Supplied data:
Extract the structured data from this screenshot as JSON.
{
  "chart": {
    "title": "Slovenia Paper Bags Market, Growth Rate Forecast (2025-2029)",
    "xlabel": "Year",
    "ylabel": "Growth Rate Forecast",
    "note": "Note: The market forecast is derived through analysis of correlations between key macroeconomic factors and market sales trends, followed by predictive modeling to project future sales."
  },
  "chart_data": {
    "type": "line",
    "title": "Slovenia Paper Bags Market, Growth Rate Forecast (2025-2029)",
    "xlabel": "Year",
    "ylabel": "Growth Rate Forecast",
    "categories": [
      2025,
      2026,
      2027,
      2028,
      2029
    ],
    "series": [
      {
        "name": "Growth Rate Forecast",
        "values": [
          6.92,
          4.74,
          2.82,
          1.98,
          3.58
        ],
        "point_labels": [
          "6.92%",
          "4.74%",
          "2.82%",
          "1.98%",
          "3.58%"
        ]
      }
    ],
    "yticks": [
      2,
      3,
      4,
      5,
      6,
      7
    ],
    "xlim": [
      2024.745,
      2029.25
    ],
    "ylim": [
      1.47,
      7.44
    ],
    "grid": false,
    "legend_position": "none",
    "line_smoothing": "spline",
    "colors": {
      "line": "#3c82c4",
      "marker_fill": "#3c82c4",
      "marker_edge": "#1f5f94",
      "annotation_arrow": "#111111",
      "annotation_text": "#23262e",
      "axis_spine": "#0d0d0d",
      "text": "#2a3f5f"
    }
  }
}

What is required: Take the entries above and transcribe them exactly.

Result for this task:
Extract the structured data from this screenshot as JSON.
{
  "chart": {
    "title": "Slovenia Paper Bags Market, Growth Rate Forecast (2025-2029)",
    "xlabel": "Year",
    "ylabel": "Growth Rate Forecast",
    "note": "Note: The market forecast is derived through analysis of correlations between key macroeconomic factors and market sales trends, followed by predictive modeling to project future sales."
  },
  "chart_data": {
    "type": "line",
    "title": "Slovenia Paper Bags Market, Growth Rate Forecast (2025-2029)",
    "xlabel": "Year",
    "ylabel": "Growth Rate Forecast",
    "categories": [
      2025,
      2026,
      2027,
      2028,
      2029
    ],
    "series": [
      {
        "name": "Growth Rate Forecast",
        "values": [
          6.92,
          4.74,
          2.82,
          1.98,
          3.58
        ],
        "point_labels": [
          "6.92%",
          "4.74%",
          "2.82%",
          "1.98%",
          "3.58%"
        ]
      }
    ],
    "yticks": [
      2,
      3,
      4,
      5,
      6,
      7
    ],
    "xlim": [
      2024.745,
      2029.25
    ],
    "ylim": [
      1.47,
      7.44
    ],
    "grid": false,
    "legend_position": "none",
    "line_smoothing": "spline",
    "colors": {
      "line": "#3c82c4",
      "marker_fill": "#3c82c4",
      "marker_edge": "#1f5f94",
      "annotation_arrow": "#111111",
      "annotation_text": "#23262e",
      "axis_spine": "#0d0d0d",
      "text": "#2a3f5f"
    }
  }
}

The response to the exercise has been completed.